**Given instruction**
Identify every line of the data below that contains the string "List", and copy each of those lines in full.

**Source records**
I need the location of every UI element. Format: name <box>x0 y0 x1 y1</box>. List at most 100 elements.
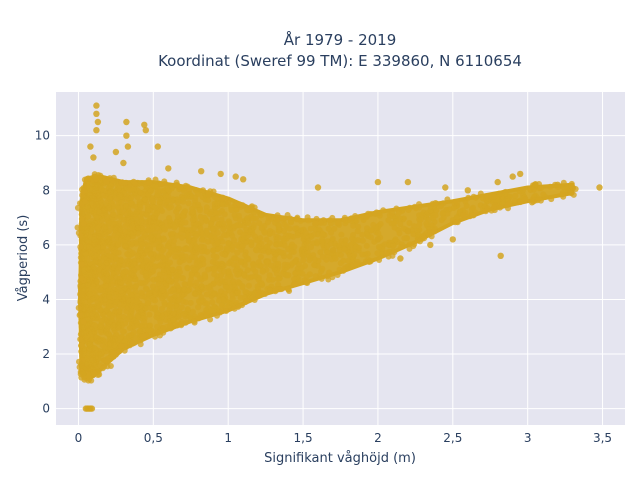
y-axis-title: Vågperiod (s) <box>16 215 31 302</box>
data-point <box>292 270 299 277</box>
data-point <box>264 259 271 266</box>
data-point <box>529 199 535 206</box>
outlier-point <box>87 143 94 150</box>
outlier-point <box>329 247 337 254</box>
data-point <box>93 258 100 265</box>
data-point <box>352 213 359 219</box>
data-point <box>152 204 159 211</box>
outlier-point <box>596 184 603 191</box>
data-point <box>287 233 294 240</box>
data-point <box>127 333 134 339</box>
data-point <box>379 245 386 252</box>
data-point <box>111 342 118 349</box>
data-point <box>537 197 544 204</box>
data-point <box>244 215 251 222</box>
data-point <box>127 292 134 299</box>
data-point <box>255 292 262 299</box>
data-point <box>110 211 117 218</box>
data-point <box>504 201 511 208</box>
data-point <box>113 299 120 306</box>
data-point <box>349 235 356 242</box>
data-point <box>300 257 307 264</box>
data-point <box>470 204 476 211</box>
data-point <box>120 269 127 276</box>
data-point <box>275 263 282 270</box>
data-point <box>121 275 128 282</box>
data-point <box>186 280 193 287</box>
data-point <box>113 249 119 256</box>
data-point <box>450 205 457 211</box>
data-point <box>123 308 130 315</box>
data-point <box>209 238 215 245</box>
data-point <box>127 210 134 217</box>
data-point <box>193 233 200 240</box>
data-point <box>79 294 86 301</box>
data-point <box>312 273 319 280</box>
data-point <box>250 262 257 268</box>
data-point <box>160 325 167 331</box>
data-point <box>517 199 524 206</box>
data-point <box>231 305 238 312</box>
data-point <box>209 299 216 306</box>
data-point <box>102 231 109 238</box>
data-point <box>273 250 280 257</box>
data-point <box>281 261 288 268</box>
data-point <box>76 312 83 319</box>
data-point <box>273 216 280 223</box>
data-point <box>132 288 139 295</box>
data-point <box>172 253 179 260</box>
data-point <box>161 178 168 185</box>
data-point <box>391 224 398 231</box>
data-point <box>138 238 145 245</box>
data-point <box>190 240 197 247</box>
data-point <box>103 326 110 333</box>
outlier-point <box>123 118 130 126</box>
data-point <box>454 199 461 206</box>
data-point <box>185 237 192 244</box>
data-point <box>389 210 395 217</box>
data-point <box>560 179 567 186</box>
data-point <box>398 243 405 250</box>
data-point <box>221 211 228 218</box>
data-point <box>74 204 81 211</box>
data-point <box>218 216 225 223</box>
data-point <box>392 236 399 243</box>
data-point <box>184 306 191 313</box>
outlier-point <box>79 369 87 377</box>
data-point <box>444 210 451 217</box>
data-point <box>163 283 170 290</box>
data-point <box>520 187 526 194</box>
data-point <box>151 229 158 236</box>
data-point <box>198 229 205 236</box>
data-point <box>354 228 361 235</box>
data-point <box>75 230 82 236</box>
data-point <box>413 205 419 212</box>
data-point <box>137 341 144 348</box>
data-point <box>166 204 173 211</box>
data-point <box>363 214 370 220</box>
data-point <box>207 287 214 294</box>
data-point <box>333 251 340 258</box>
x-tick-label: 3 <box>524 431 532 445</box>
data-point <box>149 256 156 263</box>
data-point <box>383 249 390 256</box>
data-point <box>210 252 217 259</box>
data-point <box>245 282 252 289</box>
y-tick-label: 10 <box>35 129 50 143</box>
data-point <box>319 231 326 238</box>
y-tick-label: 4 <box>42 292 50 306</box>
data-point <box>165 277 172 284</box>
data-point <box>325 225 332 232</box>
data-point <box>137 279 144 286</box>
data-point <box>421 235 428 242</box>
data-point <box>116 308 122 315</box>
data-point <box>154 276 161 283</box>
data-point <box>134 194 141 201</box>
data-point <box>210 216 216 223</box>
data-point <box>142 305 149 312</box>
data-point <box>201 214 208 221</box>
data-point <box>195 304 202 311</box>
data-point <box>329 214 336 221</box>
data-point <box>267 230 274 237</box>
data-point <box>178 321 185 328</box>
---
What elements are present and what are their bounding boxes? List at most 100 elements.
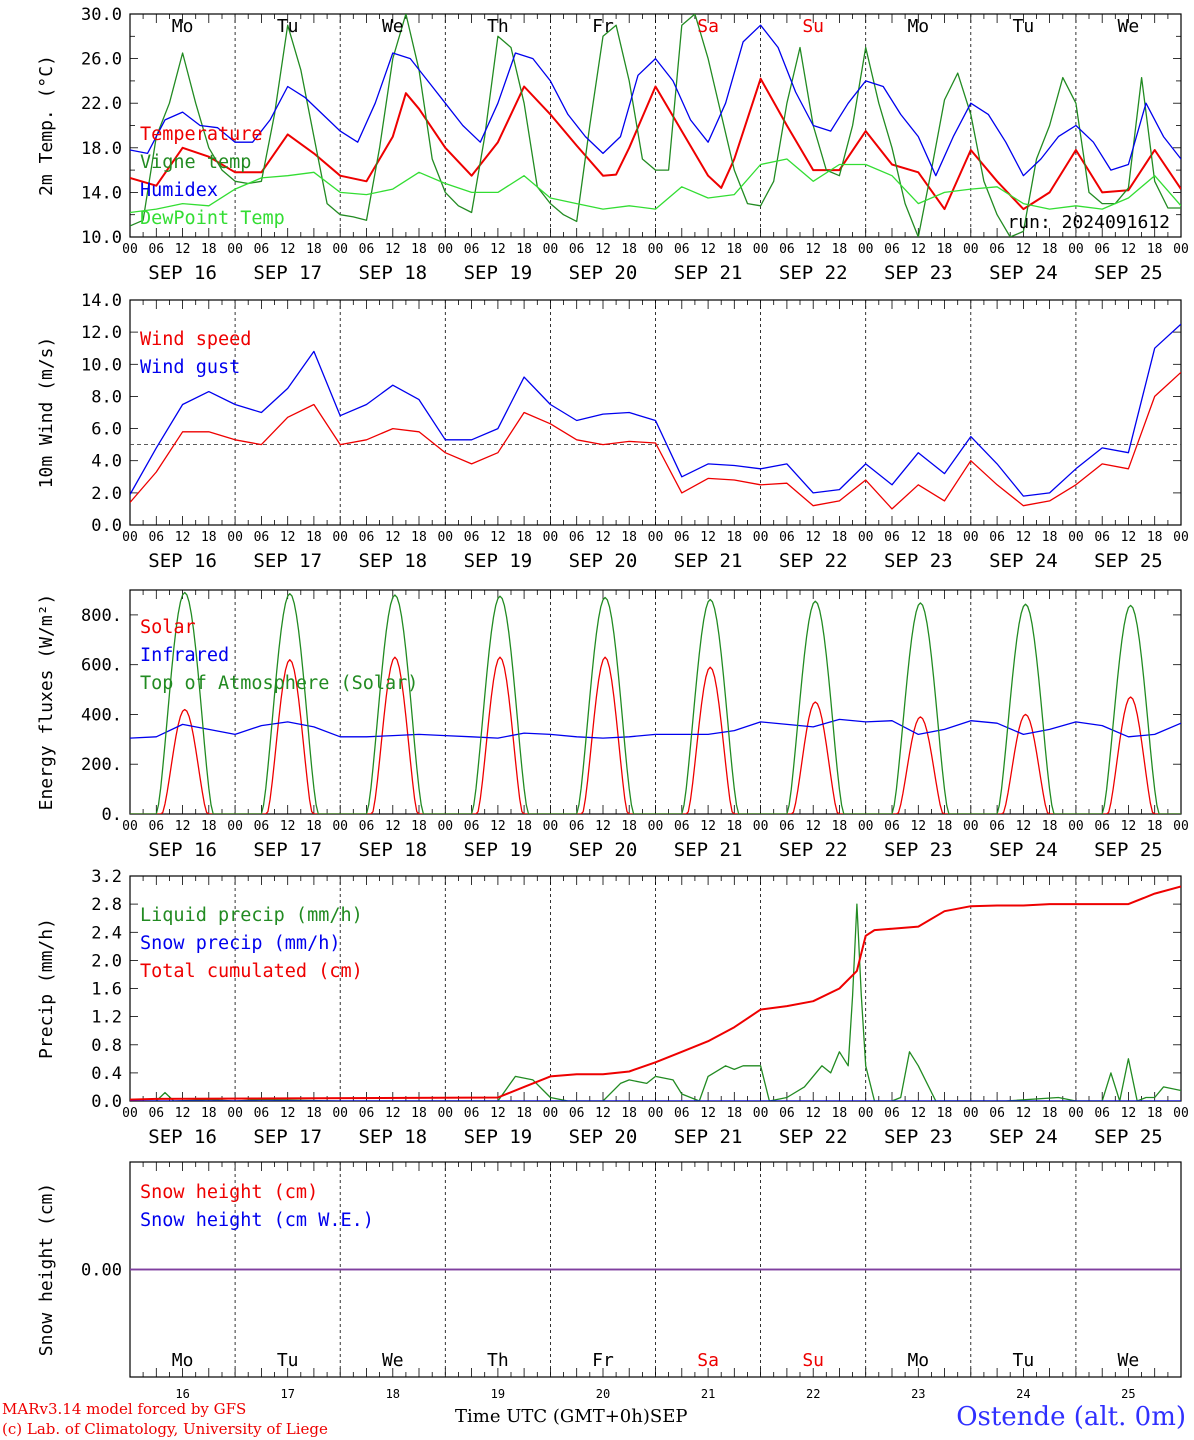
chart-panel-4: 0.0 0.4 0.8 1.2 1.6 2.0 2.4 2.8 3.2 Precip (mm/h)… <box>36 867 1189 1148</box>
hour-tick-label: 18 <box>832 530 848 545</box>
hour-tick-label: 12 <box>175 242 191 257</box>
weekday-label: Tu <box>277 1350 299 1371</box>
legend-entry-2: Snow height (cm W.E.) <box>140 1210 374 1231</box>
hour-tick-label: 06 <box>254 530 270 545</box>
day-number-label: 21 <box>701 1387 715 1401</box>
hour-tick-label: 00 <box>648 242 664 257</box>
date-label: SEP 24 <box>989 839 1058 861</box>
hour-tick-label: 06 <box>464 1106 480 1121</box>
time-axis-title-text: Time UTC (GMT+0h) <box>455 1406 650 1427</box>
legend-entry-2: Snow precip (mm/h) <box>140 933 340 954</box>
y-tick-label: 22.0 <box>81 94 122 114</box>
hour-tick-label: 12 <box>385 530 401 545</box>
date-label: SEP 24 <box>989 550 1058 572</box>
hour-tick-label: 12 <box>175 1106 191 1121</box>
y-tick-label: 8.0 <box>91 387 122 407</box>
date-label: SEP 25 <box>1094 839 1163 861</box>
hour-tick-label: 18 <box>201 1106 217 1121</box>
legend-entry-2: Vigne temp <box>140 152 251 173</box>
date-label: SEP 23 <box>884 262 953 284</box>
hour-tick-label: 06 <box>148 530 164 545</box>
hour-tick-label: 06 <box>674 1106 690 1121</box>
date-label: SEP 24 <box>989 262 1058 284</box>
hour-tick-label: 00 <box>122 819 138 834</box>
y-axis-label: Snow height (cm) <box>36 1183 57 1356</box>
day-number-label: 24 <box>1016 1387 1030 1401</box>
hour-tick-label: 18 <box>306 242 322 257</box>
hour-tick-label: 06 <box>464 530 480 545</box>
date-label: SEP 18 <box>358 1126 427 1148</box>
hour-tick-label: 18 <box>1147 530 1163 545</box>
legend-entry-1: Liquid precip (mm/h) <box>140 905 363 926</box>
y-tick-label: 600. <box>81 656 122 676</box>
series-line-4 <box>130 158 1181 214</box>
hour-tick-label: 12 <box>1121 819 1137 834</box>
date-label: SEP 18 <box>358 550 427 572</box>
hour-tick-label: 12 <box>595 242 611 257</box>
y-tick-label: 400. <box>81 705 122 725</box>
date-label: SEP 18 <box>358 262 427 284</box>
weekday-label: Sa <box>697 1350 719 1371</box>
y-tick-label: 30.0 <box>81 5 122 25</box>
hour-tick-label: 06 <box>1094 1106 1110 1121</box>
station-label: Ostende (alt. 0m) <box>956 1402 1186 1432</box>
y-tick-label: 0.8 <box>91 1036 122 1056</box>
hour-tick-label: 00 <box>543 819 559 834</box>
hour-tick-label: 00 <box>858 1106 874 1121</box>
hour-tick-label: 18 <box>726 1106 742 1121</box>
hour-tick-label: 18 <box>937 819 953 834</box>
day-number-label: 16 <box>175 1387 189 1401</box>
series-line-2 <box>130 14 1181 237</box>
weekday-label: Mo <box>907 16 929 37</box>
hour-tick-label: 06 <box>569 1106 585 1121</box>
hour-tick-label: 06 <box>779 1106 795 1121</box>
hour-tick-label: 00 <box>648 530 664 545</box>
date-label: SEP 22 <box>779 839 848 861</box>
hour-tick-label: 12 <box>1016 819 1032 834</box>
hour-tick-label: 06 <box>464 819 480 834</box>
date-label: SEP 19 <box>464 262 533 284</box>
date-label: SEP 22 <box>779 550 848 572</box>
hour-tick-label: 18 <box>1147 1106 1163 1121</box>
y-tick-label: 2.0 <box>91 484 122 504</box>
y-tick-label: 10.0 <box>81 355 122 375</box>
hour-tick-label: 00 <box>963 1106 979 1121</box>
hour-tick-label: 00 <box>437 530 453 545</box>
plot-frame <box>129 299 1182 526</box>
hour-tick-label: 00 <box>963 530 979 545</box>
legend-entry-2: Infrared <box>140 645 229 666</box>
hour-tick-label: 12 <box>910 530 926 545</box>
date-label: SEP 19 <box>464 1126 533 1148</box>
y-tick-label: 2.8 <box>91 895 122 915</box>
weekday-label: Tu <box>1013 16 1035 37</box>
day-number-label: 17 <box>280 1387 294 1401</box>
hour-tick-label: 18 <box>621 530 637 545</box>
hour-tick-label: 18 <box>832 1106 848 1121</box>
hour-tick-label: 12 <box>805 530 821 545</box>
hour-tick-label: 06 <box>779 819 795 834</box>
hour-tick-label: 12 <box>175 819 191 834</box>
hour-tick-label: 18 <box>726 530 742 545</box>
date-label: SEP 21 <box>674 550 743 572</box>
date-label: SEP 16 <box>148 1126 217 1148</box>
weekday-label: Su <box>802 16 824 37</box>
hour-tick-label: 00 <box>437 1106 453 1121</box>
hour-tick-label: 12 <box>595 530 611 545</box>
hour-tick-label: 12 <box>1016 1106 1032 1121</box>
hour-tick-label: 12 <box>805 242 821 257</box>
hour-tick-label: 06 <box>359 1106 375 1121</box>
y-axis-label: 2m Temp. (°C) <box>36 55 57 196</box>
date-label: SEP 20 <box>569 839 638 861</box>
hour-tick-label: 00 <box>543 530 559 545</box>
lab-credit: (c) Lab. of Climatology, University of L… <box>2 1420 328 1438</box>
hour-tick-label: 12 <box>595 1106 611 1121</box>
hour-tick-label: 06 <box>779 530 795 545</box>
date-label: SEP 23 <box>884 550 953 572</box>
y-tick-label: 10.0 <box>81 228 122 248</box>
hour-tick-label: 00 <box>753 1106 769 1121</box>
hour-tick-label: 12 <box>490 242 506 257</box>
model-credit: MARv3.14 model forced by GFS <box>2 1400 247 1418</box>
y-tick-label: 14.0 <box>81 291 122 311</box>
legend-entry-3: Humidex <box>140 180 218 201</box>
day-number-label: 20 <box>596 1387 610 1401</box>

**Exercise solution**
I need the location of every UI element. Format: name <box>x0 y0 x1 y1</box>. List at most 100 elements.
What elements are present and what are their bounding boxes? List at most 100 elements.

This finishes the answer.